Supplied data —
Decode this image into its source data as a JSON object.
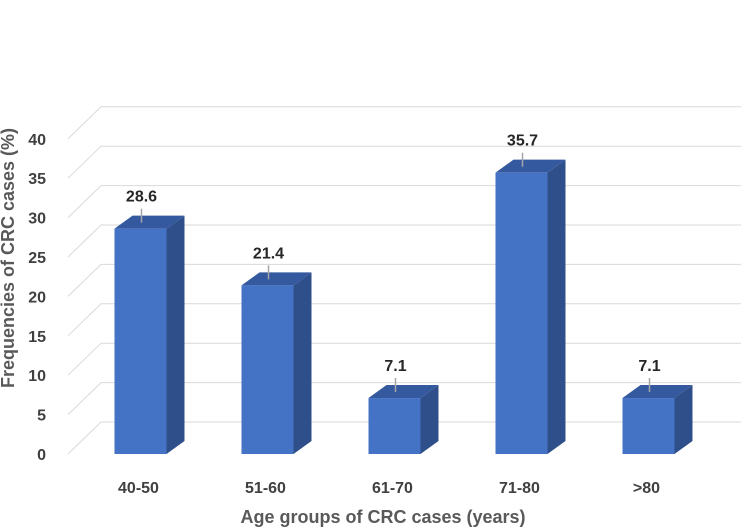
{
  "chart_data": {
    "type": "bar",
    "title": "",
    "categories": [
      "40-50",
      "51-60",
      "61-70",
      "71-80",
      ">80"
    ],
    "values": [
      28.6,
      21.4,
      7.1,
      35.7,
      7.1
    ],
    "data_labels": [
      "28.6",
      "21.4",
      "7.1",
      "35.7",
      "7.1"
    ],
    "xlabel": "Age groups of CRC cases (years)",
    "ylabel": "Frequencies of CRC cases (%)",
    "ylim": [
      0,
      40
    ],
    "yticks": [
      0,
      5,
      10,
      15,
      20,
      25,
      30,
      35,
      40
    ],
    "grid": true,
    "style": "3d-column",
    "colors": {
      "front": "#4472c4",
      "side": "#2f4f8a",
      "top": "#35599e"
    }
  }
}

What the task asks — Go through the data above and find the lines with the word "cases". Copy each of those lines.

Correct output —
    "xlabel": "Age groups of CRC cases (years)",
    "ylabel": "Frequencies of CRC cases (%)",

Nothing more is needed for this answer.